## WHAT YOU SHOULD DO
Look below. Copy each line that has "Rear" in it.

(Stored records)
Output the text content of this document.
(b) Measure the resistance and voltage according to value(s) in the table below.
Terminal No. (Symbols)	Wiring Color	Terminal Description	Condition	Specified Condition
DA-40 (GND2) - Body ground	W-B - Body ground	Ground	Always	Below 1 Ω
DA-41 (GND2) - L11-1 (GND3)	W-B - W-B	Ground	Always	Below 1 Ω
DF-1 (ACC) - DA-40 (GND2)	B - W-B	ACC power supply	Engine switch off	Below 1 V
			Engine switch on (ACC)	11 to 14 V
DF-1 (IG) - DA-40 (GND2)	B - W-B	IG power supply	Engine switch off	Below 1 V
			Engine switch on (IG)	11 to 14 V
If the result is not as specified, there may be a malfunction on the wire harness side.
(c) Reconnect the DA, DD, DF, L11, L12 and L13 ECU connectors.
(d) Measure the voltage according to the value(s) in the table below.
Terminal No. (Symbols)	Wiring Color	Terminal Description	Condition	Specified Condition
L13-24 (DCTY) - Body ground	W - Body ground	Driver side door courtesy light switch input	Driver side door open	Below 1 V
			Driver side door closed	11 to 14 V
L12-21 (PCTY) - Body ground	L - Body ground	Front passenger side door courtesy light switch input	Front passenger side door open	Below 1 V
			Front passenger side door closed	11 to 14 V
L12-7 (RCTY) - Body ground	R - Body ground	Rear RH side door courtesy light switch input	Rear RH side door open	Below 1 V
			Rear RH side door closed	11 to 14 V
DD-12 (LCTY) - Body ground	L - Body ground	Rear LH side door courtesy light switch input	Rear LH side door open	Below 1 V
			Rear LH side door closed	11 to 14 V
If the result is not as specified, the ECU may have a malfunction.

==

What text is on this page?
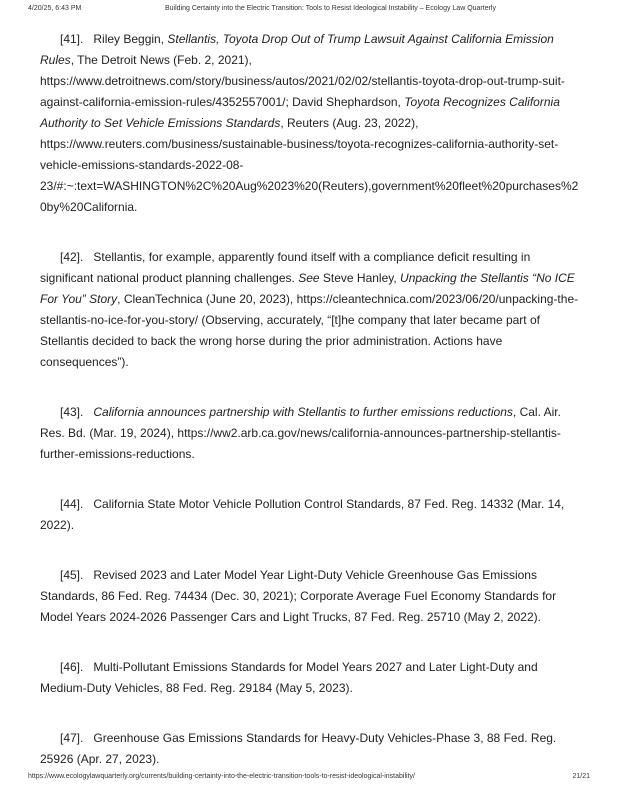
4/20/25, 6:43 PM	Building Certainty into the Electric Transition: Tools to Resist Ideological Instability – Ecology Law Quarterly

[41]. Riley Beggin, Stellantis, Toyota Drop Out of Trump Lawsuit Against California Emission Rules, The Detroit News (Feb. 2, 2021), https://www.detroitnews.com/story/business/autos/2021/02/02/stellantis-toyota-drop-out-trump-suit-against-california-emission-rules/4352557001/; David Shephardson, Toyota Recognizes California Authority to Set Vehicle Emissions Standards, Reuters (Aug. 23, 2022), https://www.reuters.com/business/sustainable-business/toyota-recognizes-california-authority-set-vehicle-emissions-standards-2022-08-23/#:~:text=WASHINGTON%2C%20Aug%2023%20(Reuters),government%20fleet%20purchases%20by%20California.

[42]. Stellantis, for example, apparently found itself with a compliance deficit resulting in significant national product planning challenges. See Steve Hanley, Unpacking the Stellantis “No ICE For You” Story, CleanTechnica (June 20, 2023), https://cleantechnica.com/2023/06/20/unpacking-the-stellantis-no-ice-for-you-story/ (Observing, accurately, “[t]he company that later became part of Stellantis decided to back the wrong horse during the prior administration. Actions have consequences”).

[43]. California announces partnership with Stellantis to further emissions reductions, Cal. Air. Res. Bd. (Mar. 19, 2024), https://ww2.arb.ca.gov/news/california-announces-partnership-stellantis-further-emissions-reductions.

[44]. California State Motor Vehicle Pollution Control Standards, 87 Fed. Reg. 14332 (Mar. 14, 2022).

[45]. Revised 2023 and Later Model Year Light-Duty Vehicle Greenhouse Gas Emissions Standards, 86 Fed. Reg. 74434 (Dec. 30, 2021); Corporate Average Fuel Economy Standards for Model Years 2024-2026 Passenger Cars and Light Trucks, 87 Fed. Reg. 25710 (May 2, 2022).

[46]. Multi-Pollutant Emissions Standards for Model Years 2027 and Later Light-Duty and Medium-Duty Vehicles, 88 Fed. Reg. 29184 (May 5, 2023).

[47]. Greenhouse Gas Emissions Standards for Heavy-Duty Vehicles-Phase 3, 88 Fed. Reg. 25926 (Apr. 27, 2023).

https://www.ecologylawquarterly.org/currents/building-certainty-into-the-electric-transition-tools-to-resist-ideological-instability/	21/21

## PROBLEM SOLUTION
L12-7 (RCTY) - Body ground	R - Body ground	Rear RH side door courtesy light switch input	Rear RH side door open	Below 1 V
			Rear RH side door closed	11 to 14 V
DD-12 (LCTY) - Body ground	L - Body ground	Rear LH side door courtesy light switch input	Rear LH side door open	Below 1 V
			Rear LH side door closed	11 to 14 V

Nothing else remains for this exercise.